((
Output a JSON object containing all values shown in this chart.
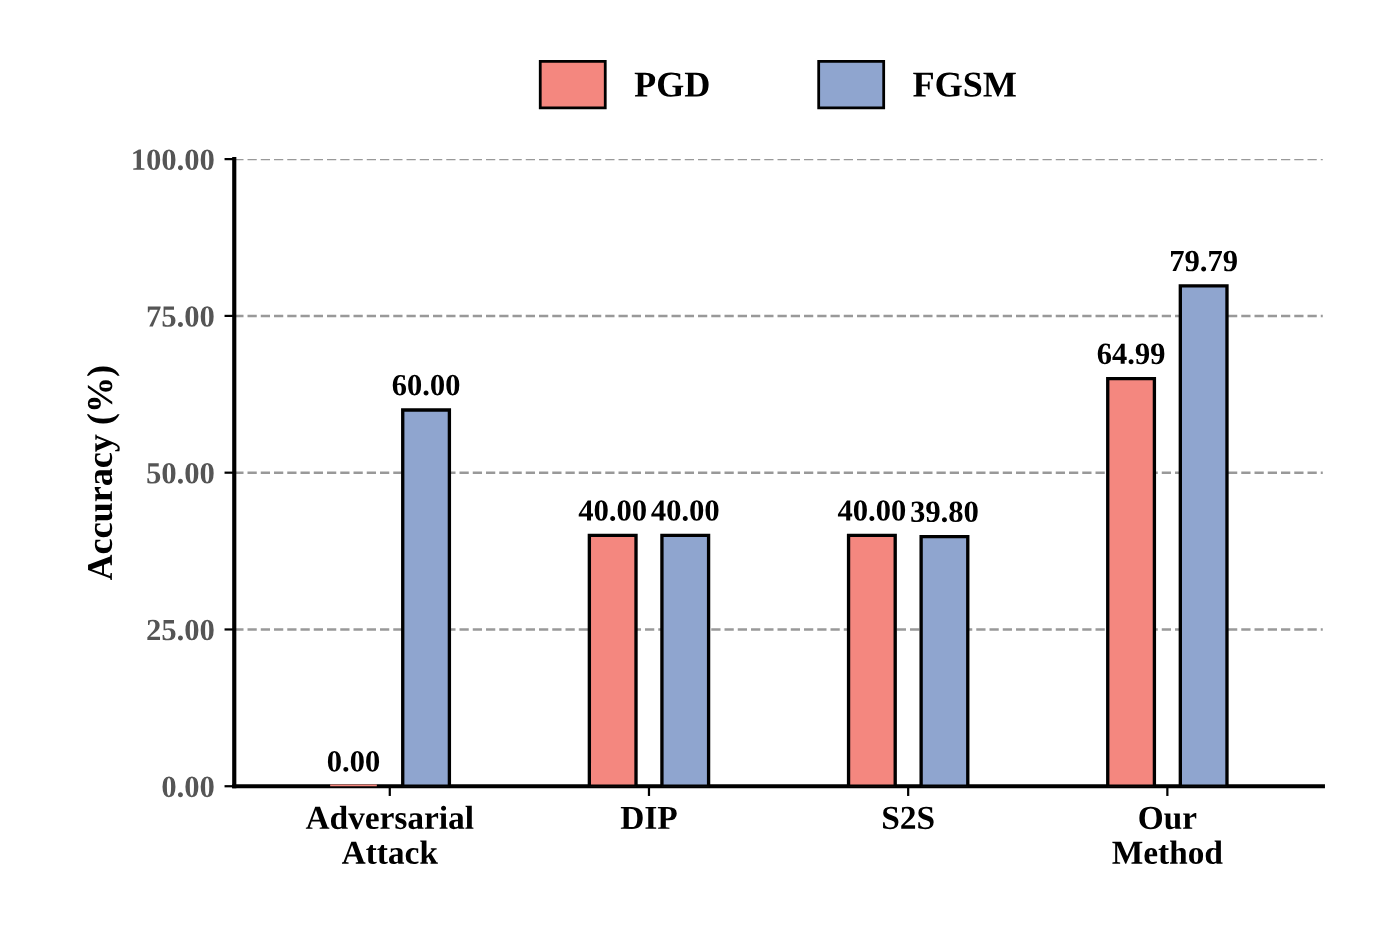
{
  "chart_data": {
    "type": "bar",
    "ylabel": "Accuracy (%)",
    "categories": [
      "Adversarial\nAttack",
      "DIP",
      "S2S",
      "Our\nMethod"
    ],
    "series": [
      {
        "name": "PGD",
        "color": "#f4877f",
        "values": [
          0.0,
          40.0,
          40.0,
          64.99
        ],
        "value_labels": [
          "0.00",
          "40.00",
          "40.00",
          "64.99"
        ]
      },
      {
        "name": "FGSM",
        "color": "#8fa5cf",
        "values": [
          60.0,
          40.0,
          39.8,
          79.79
        ],
        "value_labels": [
          "60.00",
          "40.00",
          "39.80",
          "79.79"
        ]
      }
    ],
    "ylim": [
      0,
      100
    ],
    "yticks": [
      {
        "value": 0,
        "label": "0.00"
      },
      {
        "value": 25,
        "label": "25.00"
      },
      {
        "value": 50,
        "label": "50.00"
      },
      {
        "value": 75,
        "label": "75.00"
      },
      {
        "value": 100,
        "label": "100.00"
      }
    ],
    "grid": "y",
    "legend": "top"
  }
}
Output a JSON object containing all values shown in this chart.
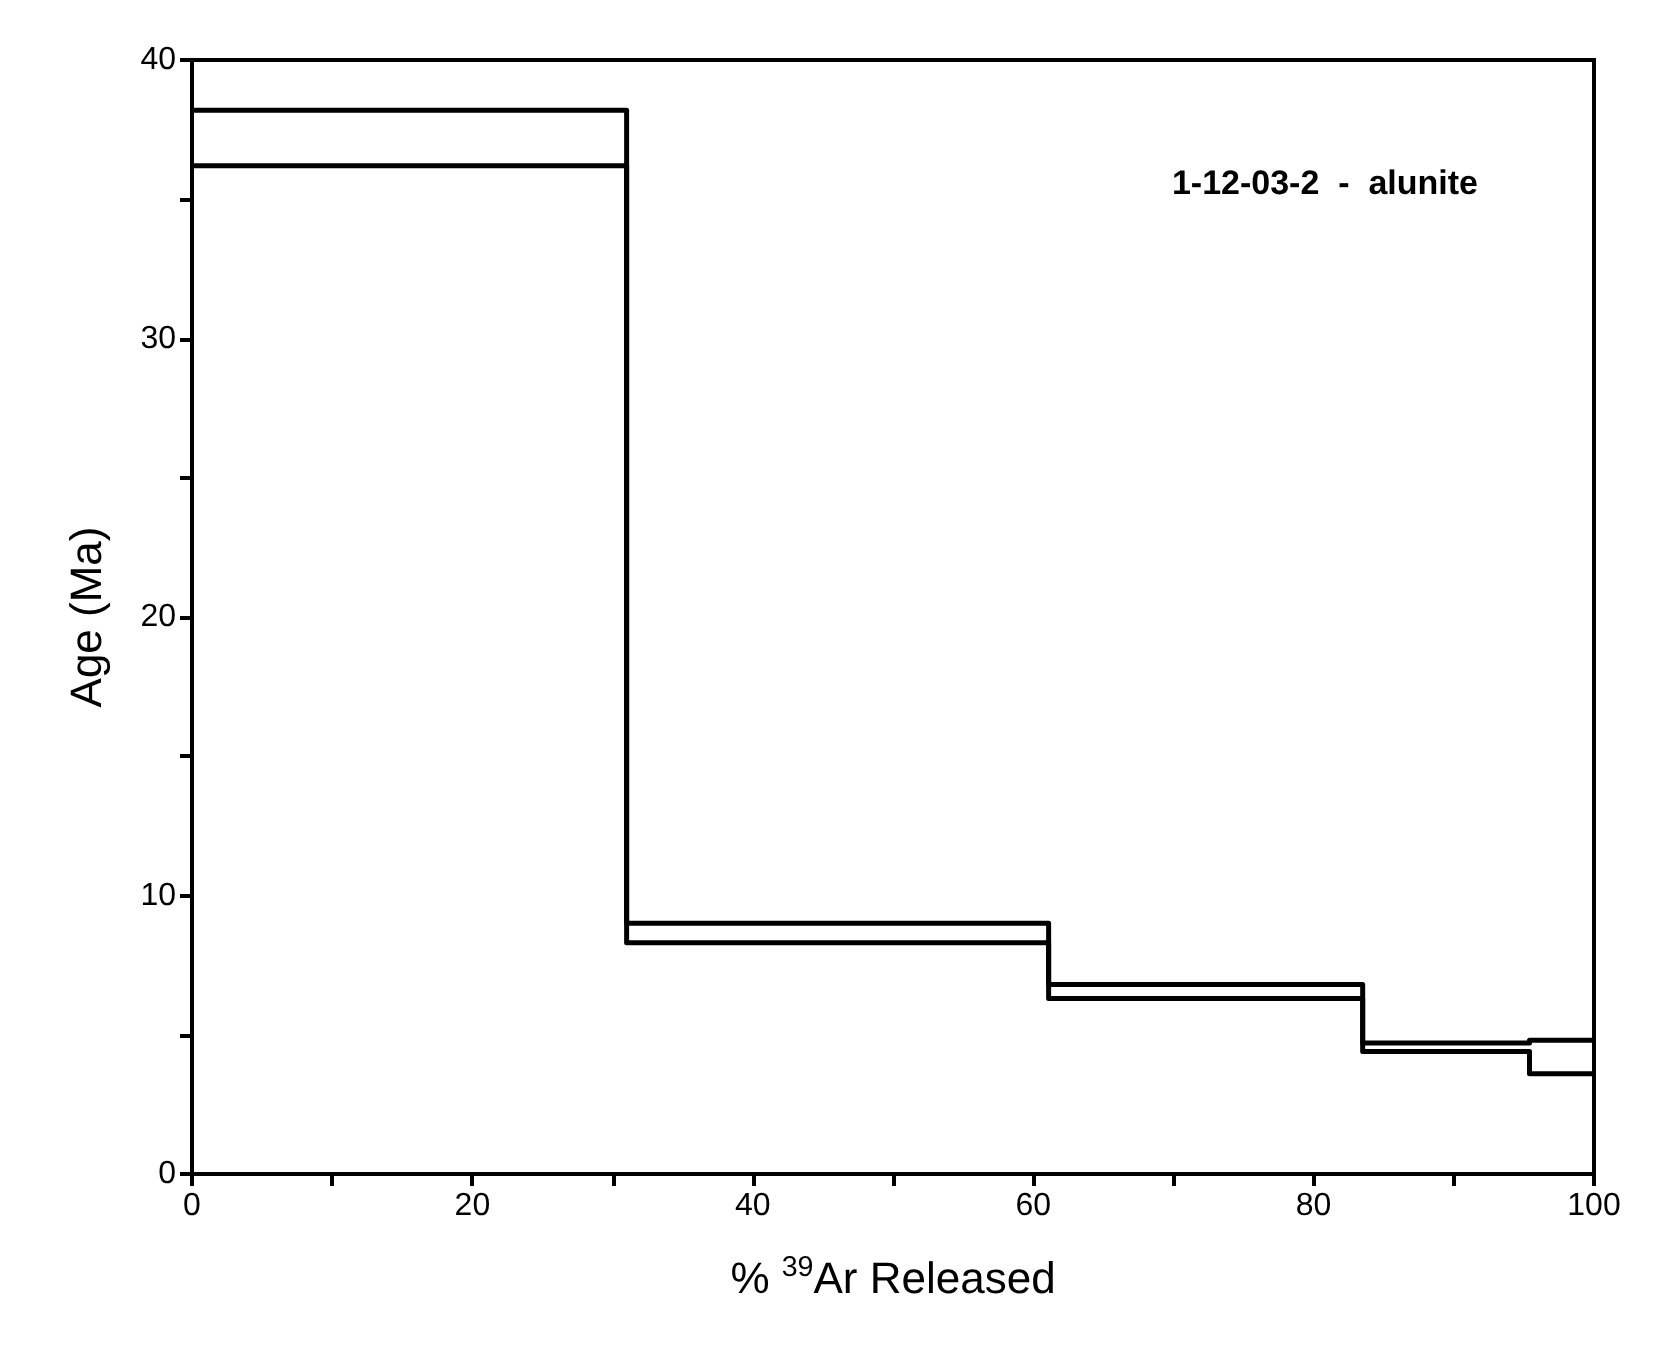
{
  "chart_data": {
    "type": "step",
    "xlabel": "% $^{39}$Ar Released",
    "ylabel": "Age (Ma)",
    "annotations": [
      "1-12-03-2  -  alunite"
    ],
    "x": [
      0,
      31,
      61.1,
      83.5,
      95.4,
      100
    ],
    "series": [
      {
        "color": "#000000",
        "values": [
          38.2,
          9.0,
          6.8,
          4.7,
          4.8,
          4.8
        ]
      },
      {
        "color": "#000000",
        "values": [
          36.2,
          8.3,
          6.3,
          4.4,
          3.6,
          3.6
        ]
      }
    ],
    "xlim": [
      0,
      100
    ],
    "ylim": [
      0,
      40
    ],
    "xticks": [
      0,
      {
        "value": 10,
        "label": null
      },
      20,
      {
        "value": 30,
        "label": null
      },
      40,
      {
        "value": 50,
        "label": null
      },
      60,
      {
        "value": 70,
        "label": null
      },
      80,
      {
        "value": 90,
        "label": null
      },
      100
    ],
    "yticks": [
      0,
      {
        "value": 5,
        "label": null
      },
      10,
      {
        "value": 15,
        "label": null
      },
      20,
      {
        "value": 25,
        "label": null
      },
      30,
      {
        "value": 35,
        "label": null
      },
      40
    ],
    "grid": false,
    "marker": "none",
    "line_style": "solid"
  }
}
))
▸ REQUIREMENT: Working from the lines above, reproduce the material exactly and exclude its pictures.

▸ TASK OUTPUT:
Output a JSON object containing all values shown in this chart.
{
  "chart_data": {
    "type": "bar",
    "ylabel": "Accuracy (%)",
    "categories": [
      "Adversarial\nAttack",
      "DIP",
      "S2S",
      "Our\nMethod"
    ],
    "series": [
      {
        "name": "PGD",
        "color": "#f4877f",
        "values": [
          0.0,
          40.0,
          40.0,
          64.99
        ],
        "value_labels": [
          "0.00",
          "40.00",
          "40.00",
          "64.99"
        ]
      },
      {
        "name": "FGSM",
        "color": "#8fa5cf",
        "values": [
          60.0,
          40.0,
          39.8,
          79.79
        ],
        "value_labels": [
          "60.00",
          "40.00",
          "39.80",
          "79.79"
        ]
      }
    ],
    "ylim": [
      0,
      100
    ],
    "yticks": [
      {
        "value": 0,
        "label": "0.00"
      },
      {
        "value": 25,
        "label": "25.00"
      },
      {
        "value": 50,
        "label": "50.00"
      },
      {
        "value": 75,
        "label": "75.00"
      },
      {
        "value": 100,
        "label": "100.00"
      }
    ],
    "grid": "y",
    "legend": "top"
  }
}
Output a JSON object containing all values shown in this chart.
{
  "chart_data": {
    "type": "step",
    "xlabel": "% $^{39}$Ar Released",
    "ylabel": "Age (Ma)",
    "annotations": [
      "1-12-03-2  -  alunite"
    ],
    "x": [
      0,
      31,
      61.1,
      83.5,
      95.4,
      100
    ],
    "series": [
      {
        "color": "#000000",
        "values": [
          38.2,
          9.0,
          6.8,
          4.7,
          4.8,
          4.8
        ]
      },
      {
        "color": "#000000",
        "values": [
          36.2,
          8.3,
          6.3,
          4.4,
          3.6,
          3.6
        ]
      }
    ],
    "xlim": [
      0,
      100
    ],
    "ylim": [
      0,
      40
    ],
    "xticks": [
      0,
      {
        "value": 10,
        "label": null
      },
      20,
      {
        "value": 30,
        "label": null
      },
      40,
      {
        "value": 50,
        "label": null
      },
      60,
      {
        "value": 70,
        "label": null
      },
      80,
      {
        "value": 90,
        "label": null
      },
      100
    ],
    "yticks": [
      0,
      {
        "value": 5,
        "label": null
      },
      10,
      {
        "value": 15,
        "label": null
      },
      20,
      {
        "value": 25,
        "label": null
      },
      30,
      {
        "value": 35,
        "label": null
      },
      40
    ],
    "grid": false,
    "marker": "none",
    "line_style": "solid"
  }
}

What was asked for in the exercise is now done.